Task objective: In the material below, identify each line bearing the word "screenshot". Reproduce those lines.
--- Start of Source records ---
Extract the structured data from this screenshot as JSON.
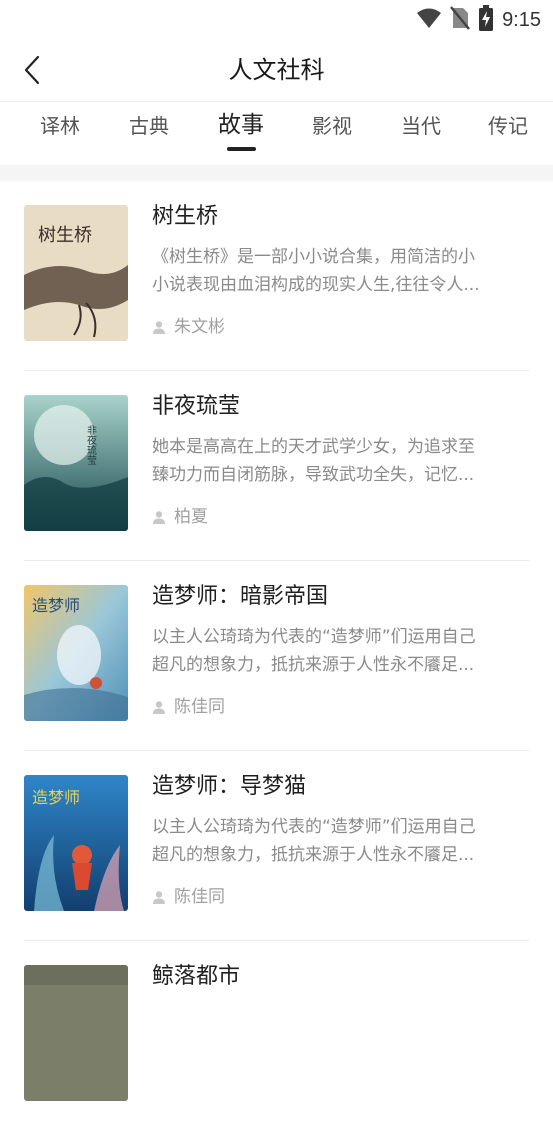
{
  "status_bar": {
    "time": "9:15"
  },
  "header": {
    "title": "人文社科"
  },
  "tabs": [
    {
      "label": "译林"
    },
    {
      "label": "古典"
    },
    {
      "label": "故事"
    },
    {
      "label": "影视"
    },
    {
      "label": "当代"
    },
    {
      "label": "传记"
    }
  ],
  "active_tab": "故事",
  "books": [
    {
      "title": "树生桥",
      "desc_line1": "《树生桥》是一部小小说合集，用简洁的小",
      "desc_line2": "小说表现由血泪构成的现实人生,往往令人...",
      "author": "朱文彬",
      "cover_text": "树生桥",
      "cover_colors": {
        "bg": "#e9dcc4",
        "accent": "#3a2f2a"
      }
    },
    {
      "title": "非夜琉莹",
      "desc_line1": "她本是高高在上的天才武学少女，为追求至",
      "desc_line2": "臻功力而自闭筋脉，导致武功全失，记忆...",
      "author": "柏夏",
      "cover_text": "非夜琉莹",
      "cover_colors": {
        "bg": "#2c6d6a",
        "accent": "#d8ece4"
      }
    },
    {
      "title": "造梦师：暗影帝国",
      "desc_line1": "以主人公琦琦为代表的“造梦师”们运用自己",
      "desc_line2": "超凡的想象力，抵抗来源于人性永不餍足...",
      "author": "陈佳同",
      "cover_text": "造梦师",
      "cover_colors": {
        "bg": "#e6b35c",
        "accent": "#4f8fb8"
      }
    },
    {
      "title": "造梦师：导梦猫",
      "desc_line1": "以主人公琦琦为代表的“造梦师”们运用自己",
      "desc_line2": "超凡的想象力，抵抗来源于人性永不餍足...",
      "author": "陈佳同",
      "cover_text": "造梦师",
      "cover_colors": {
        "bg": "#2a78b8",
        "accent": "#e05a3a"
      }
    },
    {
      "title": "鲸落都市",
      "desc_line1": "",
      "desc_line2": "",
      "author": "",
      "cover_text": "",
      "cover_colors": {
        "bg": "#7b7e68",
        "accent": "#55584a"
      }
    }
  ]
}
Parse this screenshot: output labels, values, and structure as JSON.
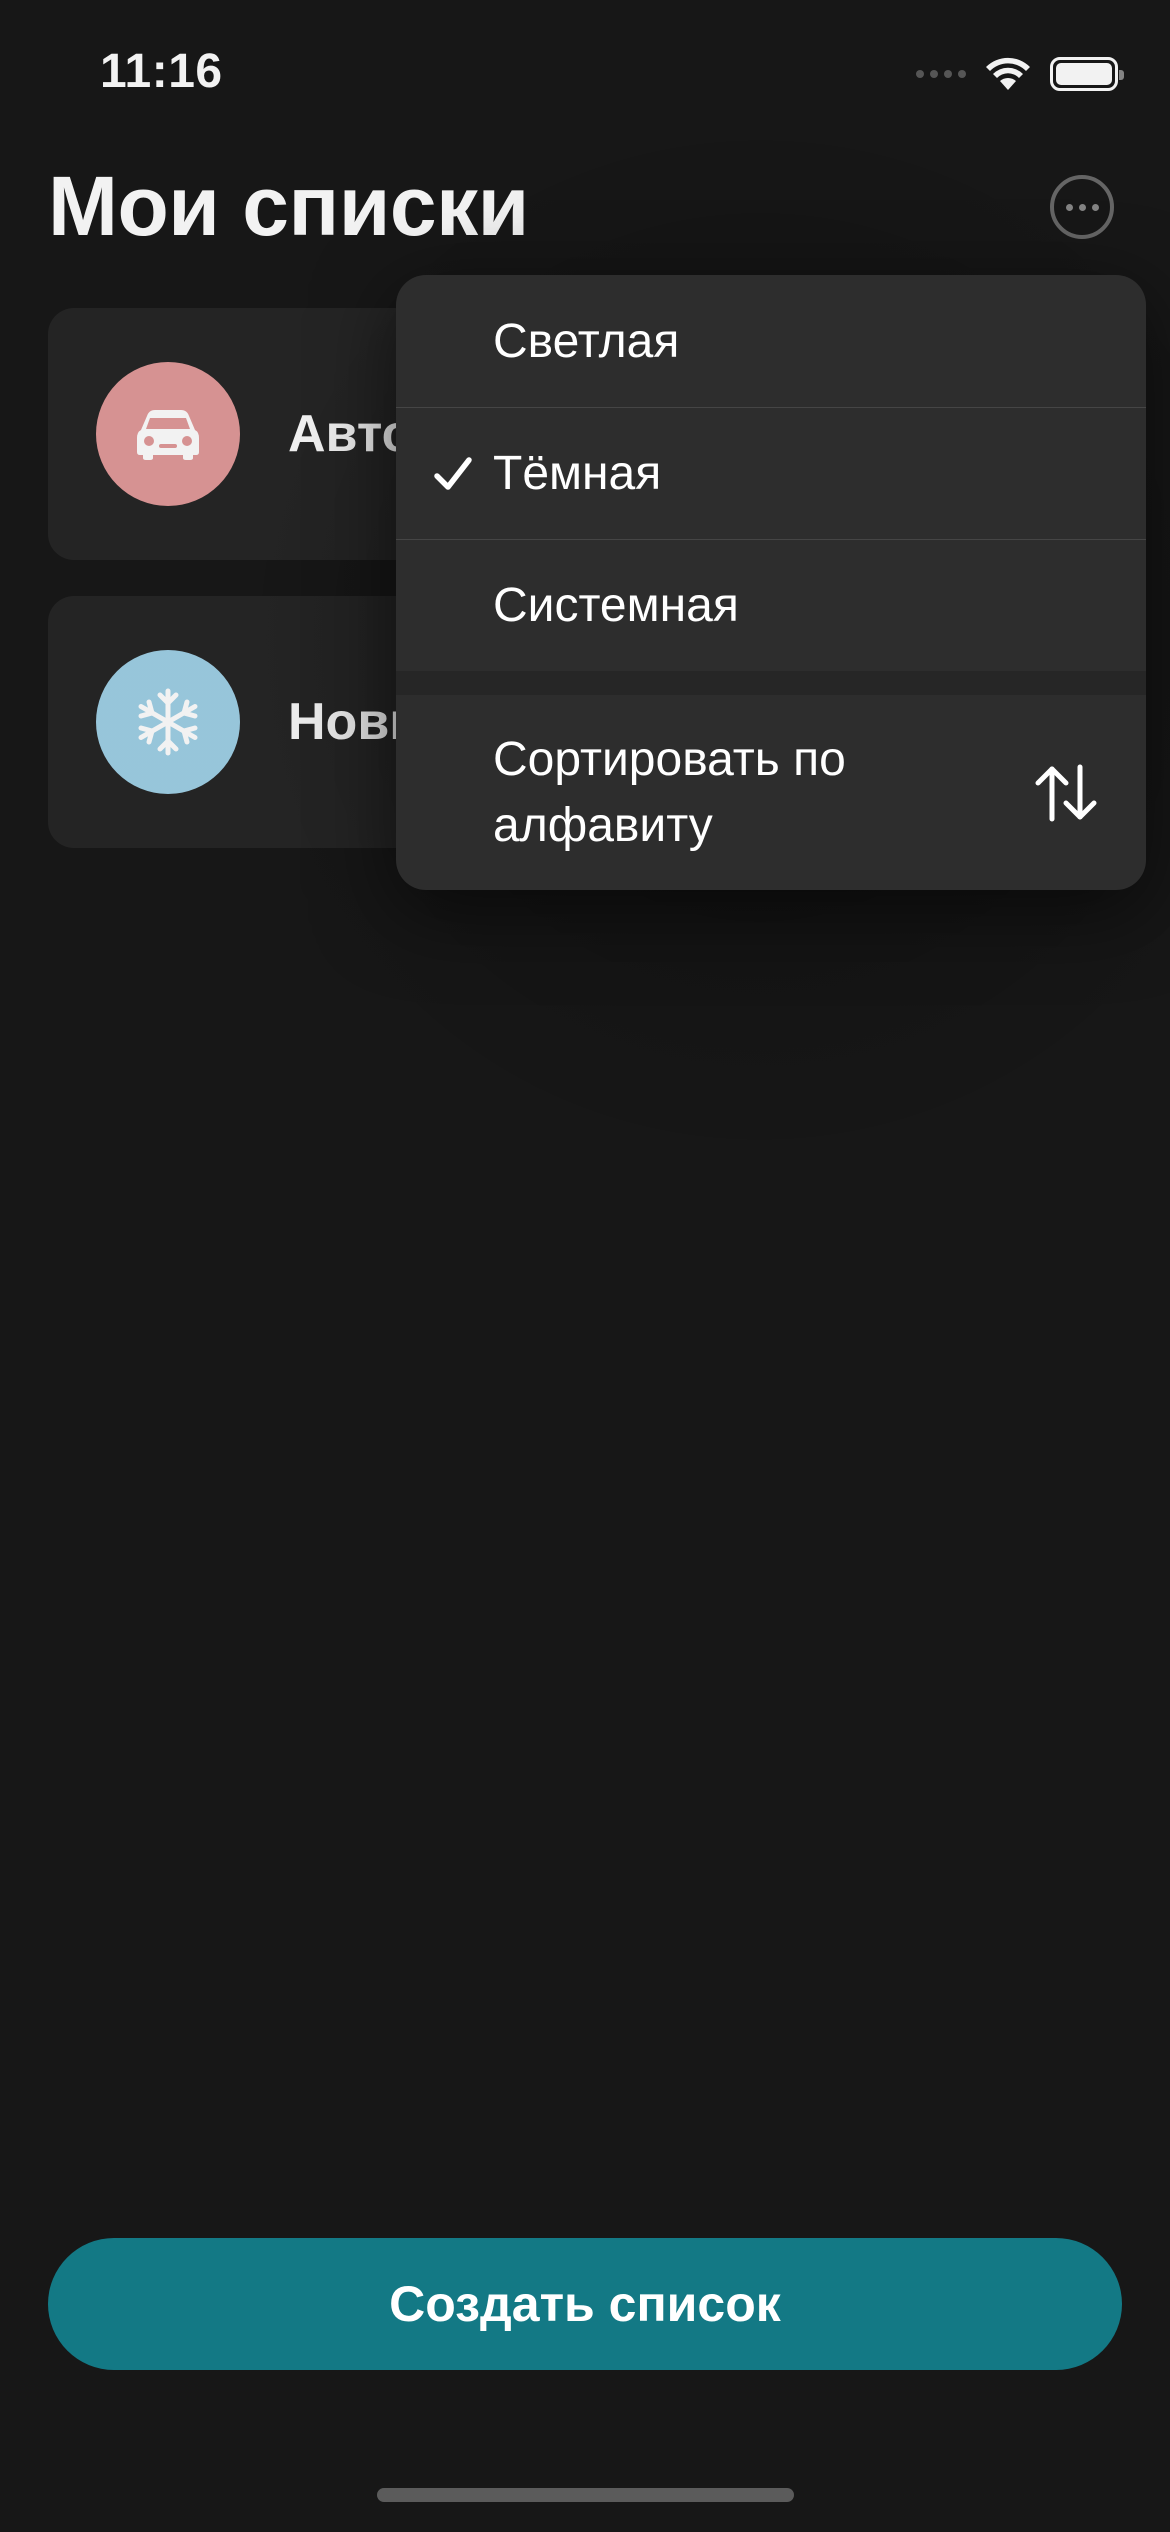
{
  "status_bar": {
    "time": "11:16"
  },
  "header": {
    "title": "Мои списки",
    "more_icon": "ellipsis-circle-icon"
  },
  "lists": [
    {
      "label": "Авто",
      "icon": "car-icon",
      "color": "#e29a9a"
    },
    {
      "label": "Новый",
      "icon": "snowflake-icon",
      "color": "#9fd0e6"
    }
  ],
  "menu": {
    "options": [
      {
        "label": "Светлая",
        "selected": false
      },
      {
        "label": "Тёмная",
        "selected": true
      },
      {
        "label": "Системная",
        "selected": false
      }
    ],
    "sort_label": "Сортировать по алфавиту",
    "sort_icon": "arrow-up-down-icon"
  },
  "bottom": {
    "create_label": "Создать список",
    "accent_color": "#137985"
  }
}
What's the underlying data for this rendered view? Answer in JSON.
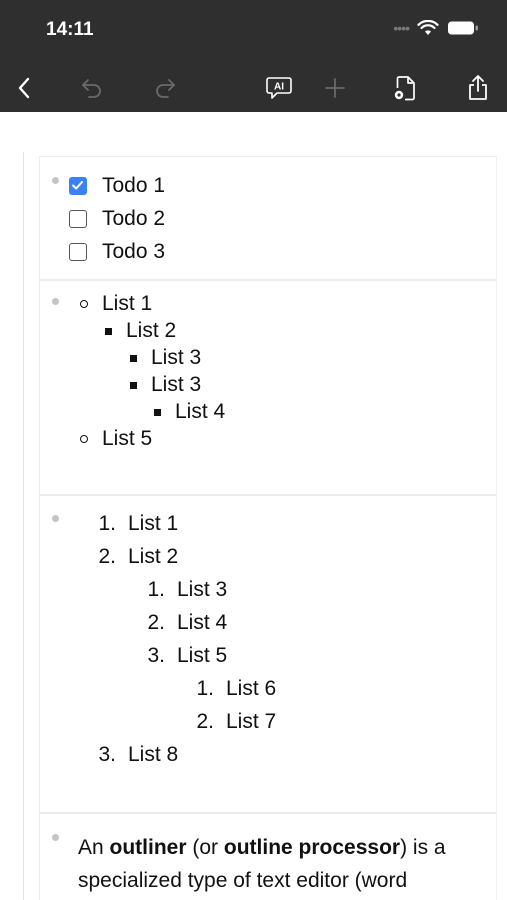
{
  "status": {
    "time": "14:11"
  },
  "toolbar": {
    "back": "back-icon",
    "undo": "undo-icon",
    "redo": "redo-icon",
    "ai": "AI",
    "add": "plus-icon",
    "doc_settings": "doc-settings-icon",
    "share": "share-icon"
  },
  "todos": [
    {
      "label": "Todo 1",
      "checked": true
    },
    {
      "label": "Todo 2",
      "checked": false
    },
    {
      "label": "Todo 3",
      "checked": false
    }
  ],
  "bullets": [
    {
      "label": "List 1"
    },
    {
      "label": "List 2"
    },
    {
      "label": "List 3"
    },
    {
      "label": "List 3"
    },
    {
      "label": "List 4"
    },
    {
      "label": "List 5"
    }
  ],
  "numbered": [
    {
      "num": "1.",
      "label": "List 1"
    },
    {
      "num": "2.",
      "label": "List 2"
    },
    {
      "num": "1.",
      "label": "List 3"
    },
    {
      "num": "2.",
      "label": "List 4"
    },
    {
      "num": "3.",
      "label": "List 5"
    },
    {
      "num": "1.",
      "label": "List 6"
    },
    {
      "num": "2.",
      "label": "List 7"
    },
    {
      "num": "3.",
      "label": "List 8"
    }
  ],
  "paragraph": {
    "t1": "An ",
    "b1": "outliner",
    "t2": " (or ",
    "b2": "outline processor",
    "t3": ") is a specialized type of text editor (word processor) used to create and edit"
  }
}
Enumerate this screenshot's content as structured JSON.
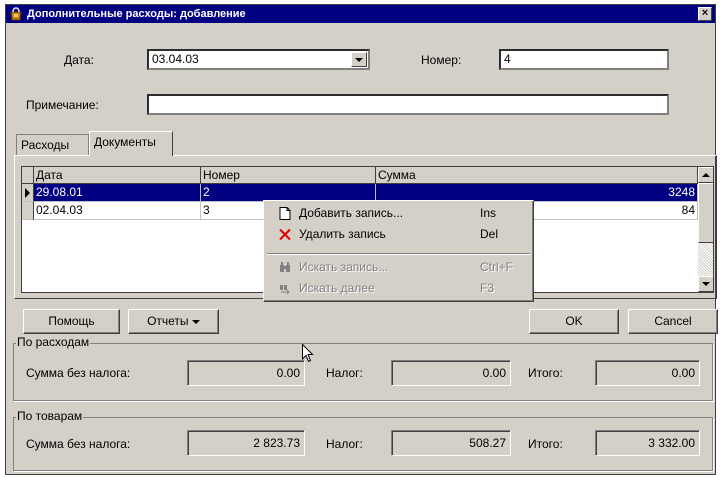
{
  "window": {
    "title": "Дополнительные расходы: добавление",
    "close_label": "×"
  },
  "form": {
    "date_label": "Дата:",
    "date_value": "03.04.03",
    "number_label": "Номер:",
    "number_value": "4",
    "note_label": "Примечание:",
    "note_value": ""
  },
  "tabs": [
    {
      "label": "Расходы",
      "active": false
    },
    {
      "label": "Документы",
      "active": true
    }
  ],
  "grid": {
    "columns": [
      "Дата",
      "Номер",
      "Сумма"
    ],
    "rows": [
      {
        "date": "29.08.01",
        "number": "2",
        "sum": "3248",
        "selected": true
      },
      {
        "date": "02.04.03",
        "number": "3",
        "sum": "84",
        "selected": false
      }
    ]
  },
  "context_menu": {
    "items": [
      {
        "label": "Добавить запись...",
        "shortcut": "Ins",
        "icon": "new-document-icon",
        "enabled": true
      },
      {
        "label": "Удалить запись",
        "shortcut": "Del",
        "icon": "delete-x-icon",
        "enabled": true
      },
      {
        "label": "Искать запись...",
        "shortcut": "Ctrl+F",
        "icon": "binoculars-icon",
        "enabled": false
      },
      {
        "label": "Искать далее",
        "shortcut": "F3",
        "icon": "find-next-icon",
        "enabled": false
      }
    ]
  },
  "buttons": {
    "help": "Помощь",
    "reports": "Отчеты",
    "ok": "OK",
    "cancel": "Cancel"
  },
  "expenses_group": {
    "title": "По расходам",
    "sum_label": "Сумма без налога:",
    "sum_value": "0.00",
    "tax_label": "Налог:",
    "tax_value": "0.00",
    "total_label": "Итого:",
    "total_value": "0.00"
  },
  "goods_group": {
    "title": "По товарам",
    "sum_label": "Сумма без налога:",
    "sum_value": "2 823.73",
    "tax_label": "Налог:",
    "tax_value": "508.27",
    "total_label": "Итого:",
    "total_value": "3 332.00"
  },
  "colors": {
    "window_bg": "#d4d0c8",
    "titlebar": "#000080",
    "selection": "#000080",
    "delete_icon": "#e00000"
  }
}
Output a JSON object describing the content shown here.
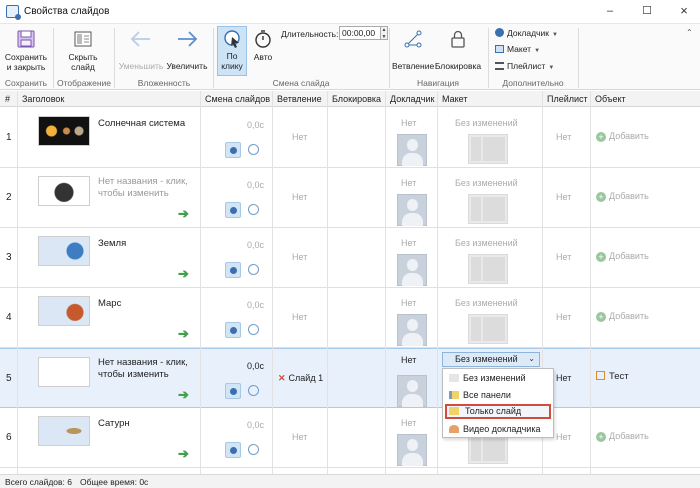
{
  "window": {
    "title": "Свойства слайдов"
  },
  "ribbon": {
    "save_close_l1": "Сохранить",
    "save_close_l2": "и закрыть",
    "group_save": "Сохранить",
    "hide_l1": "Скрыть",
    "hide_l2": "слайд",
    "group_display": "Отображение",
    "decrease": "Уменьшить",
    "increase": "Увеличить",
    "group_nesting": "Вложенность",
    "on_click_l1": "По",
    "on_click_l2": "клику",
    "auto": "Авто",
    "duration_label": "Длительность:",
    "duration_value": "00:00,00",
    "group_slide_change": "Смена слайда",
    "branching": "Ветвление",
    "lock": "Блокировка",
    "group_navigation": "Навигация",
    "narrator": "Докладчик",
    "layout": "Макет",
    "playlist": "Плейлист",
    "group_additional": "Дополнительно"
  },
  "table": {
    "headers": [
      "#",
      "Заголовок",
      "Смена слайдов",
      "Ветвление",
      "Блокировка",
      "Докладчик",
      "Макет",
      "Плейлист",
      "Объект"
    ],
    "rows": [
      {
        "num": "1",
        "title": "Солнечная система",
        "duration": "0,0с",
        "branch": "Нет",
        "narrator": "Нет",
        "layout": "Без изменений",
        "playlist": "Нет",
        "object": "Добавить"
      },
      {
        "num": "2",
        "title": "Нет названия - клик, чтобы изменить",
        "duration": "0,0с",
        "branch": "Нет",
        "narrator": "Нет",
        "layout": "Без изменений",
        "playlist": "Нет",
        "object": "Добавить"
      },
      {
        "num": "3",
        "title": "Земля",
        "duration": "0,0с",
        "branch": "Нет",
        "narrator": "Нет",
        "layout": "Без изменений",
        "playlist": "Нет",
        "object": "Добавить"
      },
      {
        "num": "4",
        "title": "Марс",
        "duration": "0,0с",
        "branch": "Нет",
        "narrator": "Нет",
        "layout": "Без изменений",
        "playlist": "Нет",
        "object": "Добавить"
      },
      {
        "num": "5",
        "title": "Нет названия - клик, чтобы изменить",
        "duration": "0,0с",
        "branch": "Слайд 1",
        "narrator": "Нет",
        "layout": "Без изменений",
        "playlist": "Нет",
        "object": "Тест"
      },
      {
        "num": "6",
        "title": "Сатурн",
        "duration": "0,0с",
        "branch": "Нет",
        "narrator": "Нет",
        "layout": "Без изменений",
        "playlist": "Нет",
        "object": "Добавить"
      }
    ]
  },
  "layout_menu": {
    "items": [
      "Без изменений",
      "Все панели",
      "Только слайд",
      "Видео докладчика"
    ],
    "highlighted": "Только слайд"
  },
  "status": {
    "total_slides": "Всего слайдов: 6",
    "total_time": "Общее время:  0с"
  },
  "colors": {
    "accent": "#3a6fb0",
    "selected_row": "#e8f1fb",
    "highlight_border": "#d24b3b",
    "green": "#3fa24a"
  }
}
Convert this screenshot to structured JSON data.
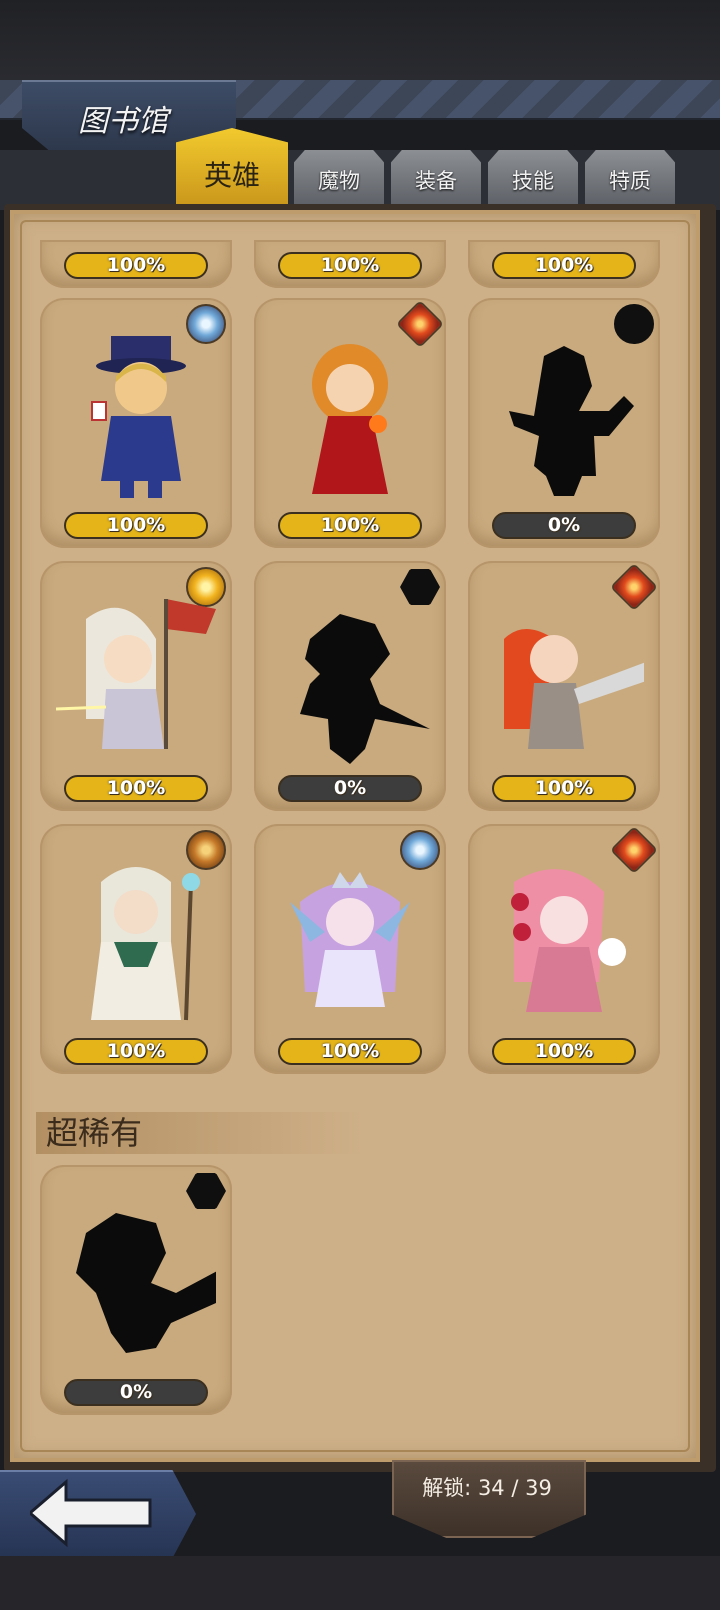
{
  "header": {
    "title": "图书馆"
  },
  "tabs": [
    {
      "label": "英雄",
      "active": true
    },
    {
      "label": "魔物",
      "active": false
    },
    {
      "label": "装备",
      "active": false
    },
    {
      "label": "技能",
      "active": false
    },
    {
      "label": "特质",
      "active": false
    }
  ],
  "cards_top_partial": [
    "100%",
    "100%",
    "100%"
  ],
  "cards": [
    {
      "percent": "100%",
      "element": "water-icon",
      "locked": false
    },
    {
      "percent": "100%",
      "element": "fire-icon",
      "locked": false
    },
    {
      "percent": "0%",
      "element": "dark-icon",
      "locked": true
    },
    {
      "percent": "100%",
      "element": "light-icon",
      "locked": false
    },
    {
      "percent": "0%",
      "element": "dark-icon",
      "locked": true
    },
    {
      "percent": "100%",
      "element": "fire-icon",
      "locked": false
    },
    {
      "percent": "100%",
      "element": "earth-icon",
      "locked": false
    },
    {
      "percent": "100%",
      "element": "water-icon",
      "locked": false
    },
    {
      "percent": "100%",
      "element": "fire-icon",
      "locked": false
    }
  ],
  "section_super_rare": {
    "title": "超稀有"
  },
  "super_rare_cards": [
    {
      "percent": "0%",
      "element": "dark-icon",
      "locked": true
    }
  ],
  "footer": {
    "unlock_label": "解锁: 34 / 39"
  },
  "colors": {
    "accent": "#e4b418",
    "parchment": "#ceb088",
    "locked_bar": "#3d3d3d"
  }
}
--- End of Source records ---
Reply to the exercise:
Extract the structured data from this screenshot as JSON.
Parse this screenshot: output labels, values, and structure as JSON.
Enumerate this screenshot's content as structured JSON.
Convert this screenshot to structured JSON data.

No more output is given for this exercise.